* SUPPLIED PASSAGE *
The neutralization assay was done as previously described (57). Briefly, CCP samples were serially diluted and incubated with pre-titrated amounts of virus for 1 hr at RT, plasma-virus mixtures were added to 96-well plates (Corning) containing monolayers of Vero cells, incubated for 7 hr at 37°C/5% CO2, fixed with 4% paraformaldehyde (Sigma) in PBS, washed with PBS, and stored in PBS containing Hoechst-33342 (1:2,000 dilution; Invitrogen). Viral infectivity was measured by automated enumeration of green fluorescent protein (GFP)-positive cells from captured images using a Cytation 5 automated fluorescence microscope (BioTek) and analyzed using the Gen 5 data analysis software (BioTek). The serum half-maximal inhibitory concentration (NC50) was calculated using a nonlinear regression analysis with GraphPad Prism software.

Study outcomes

The primary outcome was all-cause mortality at day 28 post-CCP. The secondary outcomes were improvement in oxygenation status or mortality at day 28 post-CCP. Exploratory outcomes were associations between pre-CCP SARS-CoV-2 antibody titers and mortality at day 28.

Statistics

Patient characteristics and outcomes were reported as frequencies and proportions for categorical variables, and median and interquartile range (IQR) for continuous variables. Differences between groups (e.g., CCP versus non-CCP) were determined by student t-test or Mann Whitney U test for continuous variables, and Chi-square or Fischer’s exact tests for categorical variables, as appropriate.

* BRIEF *
Please extend the methods text above, which covers the neutralization assay, study outcomes, and statistics, starting after its final sentence.

* SOURCE DATA *
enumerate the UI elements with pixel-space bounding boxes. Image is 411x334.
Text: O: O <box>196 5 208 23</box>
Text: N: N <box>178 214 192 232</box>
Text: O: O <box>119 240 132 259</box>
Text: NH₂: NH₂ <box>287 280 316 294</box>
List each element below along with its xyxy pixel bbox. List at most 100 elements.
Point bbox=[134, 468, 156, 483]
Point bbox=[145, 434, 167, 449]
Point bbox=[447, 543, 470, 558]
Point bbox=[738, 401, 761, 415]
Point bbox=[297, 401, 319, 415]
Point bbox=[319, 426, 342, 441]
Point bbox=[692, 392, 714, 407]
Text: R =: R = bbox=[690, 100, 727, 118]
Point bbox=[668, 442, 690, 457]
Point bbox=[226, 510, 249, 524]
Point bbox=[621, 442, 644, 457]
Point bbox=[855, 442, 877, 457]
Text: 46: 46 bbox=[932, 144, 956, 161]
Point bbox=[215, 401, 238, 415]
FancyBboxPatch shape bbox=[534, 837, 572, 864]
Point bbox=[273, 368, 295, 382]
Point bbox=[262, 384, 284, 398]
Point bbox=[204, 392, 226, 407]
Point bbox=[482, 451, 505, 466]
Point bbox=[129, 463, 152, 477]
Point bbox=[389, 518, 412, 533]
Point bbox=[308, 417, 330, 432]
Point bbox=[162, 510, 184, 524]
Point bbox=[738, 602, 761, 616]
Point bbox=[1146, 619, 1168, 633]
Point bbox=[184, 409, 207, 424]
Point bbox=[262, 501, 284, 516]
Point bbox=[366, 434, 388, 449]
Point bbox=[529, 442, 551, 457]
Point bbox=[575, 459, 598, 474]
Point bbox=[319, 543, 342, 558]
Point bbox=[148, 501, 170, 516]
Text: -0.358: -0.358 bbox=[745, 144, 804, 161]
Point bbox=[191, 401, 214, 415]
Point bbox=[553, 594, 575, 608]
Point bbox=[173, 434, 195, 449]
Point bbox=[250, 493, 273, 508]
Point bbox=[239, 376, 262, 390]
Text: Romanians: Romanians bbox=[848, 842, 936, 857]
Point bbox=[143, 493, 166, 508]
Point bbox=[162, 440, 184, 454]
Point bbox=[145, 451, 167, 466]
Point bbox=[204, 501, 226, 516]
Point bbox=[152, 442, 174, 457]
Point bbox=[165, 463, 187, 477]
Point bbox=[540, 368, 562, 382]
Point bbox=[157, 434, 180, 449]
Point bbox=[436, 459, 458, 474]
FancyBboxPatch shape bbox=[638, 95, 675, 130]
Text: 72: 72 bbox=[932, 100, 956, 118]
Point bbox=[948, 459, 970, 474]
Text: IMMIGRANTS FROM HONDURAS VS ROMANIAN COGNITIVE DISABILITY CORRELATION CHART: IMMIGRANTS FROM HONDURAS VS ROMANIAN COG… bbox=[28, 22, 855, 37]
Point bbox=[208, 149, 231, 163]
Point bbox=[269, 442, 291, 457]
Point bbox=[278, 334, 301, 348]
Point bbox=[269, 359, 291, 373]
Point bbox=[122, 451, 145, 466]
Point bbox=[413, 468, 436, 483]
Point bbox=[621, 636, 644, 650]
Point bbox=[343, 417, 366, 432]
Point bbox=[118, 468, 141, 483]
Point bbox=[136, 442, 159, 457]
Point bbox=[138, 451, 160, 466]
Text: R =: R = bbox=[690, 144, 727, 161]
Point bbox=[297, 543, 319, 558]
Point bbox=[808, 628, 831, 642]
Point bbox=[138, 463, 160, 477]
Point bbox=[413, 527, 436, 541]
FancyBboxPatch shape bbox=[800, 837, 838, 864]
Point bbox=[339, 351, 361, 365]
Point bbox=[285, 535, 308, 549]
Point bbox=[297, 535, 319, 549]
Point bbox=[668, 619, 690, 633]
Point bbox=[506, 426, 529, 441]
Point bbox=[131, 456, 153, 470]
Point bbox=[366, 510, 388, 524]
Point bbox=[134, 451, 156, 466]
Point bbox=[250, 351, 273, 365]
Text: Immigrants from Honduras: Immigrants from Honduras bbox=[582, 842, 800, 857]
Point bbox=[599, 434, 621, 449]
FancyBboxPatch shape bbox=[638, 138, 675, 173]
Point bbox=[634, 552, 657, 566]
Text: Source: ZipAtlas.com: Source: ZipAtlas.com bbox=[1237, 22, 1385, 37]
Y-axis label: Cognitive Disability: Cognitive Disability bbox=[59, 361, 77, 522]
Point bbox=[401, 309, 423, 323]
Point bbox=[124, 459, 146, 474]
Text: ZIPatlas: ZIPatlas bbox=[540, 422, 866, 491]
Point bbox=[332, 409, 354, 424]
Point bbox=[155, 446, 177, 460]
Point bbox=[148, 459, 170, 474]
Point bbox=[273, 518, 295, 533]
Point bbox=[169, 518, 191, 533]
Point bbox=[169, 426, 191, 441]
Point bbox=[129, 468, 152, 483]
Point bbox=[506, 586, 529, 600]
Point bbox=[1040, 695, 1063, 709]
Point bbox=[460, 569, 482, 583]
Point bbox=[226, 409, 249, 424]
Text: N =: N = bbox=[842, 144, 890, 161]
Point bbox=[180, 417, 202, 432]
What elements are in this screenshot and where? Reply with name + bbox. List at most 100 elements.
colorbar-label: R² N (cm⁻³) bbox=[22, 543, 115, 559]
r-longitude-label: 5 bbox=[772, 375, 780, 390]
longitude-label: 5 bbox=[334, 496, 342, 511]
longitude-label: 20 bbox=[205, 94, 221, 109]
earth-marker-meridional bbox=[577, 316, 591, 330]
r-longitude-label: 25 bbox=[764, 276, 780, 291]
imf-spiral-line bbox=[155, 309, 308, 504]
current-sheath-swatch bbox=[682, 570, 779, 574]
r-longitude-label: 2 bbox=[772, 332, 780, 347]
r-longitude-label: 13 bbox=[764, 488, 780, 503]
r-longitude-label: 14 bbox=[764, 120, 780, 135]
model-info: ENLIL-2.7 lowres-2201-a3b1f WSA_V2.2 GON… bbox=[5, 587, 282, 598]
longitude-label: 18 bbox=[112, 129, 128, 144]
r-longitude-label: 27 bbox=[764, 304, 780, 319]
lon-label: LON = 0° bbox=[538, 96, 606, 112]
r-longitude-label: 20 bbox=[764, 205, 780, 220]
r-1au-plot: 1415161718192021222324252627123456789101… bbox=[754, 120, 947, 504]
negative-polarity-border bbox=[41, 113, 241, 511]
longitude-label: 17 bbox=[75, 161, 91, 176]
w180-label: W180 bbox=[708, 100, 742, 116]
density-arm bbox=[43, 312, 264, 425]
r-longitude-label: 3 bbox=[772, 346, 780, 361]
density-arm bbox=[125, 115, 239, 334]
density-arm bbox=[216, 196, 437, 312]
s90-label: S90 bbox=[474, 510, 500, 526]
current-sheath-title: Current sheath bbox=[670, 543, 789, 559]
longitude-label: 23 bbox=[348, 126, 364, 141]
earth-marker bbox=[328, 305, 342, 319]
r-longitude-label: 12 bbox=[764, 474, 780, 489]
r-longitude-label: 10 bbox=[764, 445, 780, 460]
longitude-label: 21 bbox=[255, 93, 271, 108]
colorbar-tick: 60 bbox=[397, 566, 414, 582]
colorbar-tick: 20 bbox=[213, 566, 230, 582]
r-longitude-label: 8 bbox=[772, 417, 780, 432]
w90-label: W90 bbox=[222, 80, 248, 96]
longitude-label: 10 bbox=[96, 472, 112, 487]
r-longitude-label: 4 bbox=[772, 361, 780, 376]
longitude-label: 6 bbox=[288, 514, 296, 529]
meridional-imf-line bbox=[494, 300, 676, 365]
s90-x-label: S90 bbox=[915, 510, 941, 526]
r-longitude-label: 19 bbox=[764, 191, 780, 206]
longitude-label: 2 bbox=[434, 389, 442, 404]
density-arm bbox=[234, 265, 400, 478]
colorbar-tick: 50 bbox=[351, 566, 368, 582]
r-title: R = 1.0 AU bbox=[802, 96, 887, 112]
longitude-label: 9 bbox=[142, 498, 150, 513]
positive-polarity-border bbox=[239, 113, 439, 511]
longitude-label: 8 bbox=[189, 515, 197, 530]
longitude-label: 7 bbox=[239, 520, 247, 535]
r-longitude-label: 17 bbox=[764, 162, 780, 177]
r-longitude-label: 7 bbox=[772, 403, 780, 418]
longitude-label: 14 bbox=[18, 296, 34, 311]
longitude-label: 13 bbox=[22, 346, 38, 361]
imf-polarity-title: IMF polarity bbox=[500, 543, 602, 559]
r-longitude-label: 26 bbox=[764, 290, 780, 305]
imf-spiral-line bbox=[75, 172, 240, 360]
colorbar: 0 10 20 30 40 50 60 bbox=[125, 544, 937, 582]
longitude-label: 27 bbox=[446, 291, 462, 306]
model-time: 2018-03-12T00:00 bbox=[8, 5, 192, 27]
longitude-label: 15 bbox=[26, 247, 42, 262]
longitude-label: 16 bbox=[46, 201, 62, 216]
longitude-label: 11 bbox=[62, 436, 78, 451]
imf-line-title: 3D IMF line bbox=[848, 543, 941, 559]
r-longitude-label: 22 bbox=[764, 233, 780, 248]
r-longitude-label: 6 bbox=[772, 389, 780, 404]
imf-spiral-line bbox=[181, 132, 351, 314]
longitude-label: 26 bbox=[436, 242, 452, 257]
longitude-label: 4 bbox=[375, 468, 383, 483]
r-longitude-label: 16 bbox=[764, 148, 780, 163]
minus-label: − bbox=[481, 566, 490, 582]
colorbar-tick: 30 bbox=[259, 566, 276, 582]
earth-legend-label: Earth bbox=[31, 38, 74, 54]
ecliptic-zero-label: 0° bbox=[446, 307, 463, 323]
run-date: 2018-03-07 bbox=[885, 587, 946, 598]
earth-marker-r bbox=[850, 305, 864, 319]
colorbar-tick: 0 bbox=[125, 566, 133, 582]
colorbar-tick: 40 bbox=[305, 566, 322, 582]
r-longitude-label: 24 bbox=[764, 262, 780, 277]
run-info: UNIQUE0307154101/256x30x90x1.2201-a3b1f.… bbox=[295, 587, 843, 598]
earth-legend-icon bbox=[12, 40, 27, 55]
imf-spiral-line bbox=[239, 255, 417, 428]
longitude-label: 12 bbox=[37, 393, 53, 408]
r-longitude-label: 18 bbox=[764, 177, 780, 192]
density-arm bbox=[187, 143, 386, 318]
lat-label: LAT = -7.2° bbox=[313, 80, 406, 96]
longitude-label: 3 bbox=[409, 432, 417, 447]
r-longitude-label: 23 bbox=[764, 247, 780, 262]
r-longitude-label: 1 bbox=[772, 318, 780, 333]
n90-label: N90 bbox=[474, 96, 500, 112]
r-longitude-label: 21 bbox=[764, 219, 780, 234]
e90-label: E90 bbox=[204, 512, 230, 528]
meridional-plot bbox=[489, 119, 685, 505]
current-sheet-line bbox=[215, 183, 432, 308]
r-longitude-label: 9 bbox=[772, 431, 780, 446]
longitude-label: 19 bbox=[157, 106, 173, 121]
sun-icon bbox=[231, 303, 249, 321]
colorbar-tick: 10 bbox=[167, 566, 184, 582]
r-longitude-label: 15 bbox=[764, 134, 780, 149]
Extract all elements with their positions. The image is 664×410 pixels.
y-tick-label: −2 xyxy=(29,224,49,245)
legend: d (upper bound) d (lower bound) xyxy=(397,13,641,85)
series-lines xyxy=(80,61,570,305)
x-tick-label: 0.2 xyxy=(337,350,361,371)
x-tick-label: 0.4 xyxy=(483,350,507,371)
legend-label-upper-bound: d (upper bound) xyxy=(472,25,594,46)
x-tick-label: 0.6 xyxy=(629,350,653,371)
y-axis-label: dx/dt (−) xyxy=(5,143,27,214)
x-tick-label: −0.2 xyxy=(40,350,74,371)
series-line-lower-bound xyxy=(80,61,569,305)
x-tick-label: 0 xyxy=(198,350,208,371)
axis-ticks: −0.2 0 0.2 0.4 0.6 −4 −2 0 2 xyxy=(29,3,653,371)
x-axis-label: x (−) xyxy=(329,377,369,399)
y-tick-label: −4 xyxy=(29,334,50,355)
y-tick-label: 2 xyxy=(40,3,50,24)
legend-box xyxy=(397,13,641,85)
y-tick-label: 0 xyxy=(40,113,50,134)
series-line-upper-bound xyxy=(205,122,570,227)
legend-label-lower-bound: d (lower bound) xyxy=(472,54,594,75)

* ANSWER FOR THIS EXERCISE *
For the outcome analysis, we performed 1:1 propensity score matching using the nearest neighbor matching without replacement on 90 case and 258 control patients to optimize balance of baseline characteristics for assessing the independent effect of CCP on oxygenation and survival. The distribution of O2 requirement prior to matching showed that the cases had higher oxygen requirement (P < 0.001). The primary matching criteria included age, sex, race, ethnicity, BMI, week of admission, D-dimer, lymphocyte count, corticosteroids use, anticoagulation use, hypertension, diabetes, chronic pulmonary disease, chronic kidney disease, coronary artery disease, hyperlipidemia with exact matching on baseline oxygen requirement and age group (categorical, < 65 vs ≥ 65 years). Propensity scores were calculated using a logistic regression model. After 1:1 propensity score matching, the analysis included 73 cases and 73 controls and the variables were not significantly different between CCP recipients and controls based on an omnibus test (P = 0.80) (78). The all-cause mortality at day 28 post-CCP was depicted by Kaplan-Meier curves. Differences between groups were compared using the log-rank test. Stratification analyses were done by age < 65 vs ≥ 65 years and by baseline oxygen requirement. Corticosteroids and anticoagulation use were not well balanced in the subgroups and were further adjusted for in age-stratified analysis.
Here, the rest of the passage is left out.